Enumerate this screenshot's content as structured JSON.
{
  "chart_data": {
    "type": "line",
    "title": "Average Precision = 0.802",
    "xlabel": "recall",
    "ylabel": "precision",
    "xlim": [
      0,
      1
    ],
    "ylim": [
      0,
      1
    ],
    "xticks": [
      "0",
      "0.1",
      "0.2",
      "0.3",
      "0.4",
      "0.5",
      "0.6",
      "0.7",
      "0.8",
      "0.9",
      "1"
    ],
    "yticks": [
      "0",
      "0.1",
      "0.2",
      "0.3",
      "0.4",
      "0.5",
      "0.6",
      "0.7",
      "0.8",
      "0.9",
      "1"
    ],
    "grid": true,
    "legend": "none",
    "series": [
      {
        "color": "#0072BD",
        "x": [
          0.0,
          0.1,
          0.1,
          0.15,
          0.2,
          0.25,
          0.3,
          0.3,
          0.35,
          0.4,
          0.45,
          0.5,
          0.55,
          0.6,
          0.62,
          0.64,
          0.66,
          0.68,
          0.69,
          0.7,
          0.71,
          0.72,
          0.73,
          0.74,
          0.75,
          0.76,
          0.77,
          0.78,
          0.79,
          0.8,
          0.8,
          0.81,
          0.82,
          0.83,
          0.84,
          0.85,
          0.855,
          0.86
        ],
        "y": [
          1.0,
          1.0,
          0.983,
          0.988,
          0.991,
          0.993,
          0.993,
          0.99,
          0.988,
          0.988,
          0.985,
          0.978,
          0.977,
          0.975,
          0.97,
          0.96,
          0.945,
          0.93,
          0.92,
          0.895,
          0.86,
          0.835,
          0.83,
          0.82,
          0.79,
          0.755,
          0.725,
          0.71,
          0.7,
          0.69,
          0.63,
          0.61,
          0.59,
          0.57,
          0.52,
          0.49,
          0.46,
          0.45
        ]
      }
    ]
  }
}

▬▬▬▬▬▬▬▬▬▬

-- EXERCISE AIM --
Reproduce each record shown above without altering a single word.

-- COMPLETE RESPONSE --
Enumerate this screenshot's content as structured JSON.
{
  "chart_data": {
    "type": "line",
    "title": "Average Precision = 0.802",
    "xlabel": "recall",
    "ylabel": "precision",
    "xlim": [
      0,
      1
    ],
    "ylim": [
      0,
      1
    ],
    "xticks": [
      "0",
      "0.1",
      "0.2",
      "0.3",
      "0.4",
      "0.5",
      "0.6",
      "0.7",
      "0.8",
      "0.9",
      "1"
    ],
    "yticks": [
      "0",
      "0.1",
      "0.2",
      "0.3",
      "0.4",
      "0.5",
      "0.6",
      "0.7",
      "0.8",
      "0.9",
      "1"
    ],
    "grid": true,
    "legend": "none",
    "series": [
      {
        "color": "#0072BD",
        "x": [
          0.0,
          0.1,
          0.1,
          0.15,
          0.2,
          0.25,
          0.3,
          0.3,
          0.35,
          0.4,
          0.45,
          0.5,
          0.55,
          0.6,
          0.62,
          0.64,
          0.66,
          0.68,
          0.69,
          0.7,
          0.71,
          0.72,
          0.73,
          0.74,
          0.75,
          0.76,
          0.77,
          0.78,
          0.79,
          0.8,
          0.8,
          0.81,
          0.82,
          0.83,
          0.84,
          0.85,
          0.855,
          0.86
        ],
        "y": [
          1.0,
          1.0,
          0.983,
          0.988,
          0.991,
          0.993,
          0.993,
          0.99,
          0.988,
          0.988,
          0.985,
          0.978,
          0.977,
          0.975,
          0.97,
          0.96,
          0.945,
          0.93,
          0.92,
          0.895,
          0.86,
          0.835,
          0.83,
          0.82,
          0.79,
          0.755,
          0.725,
          0.71,
          0.7,
          0.69,
          0.63,
          0.61,
          0.59,
          0.57,
          0.52,
          0.49,
          0.46,
          0.45
        ]
      }
    ]
  }
}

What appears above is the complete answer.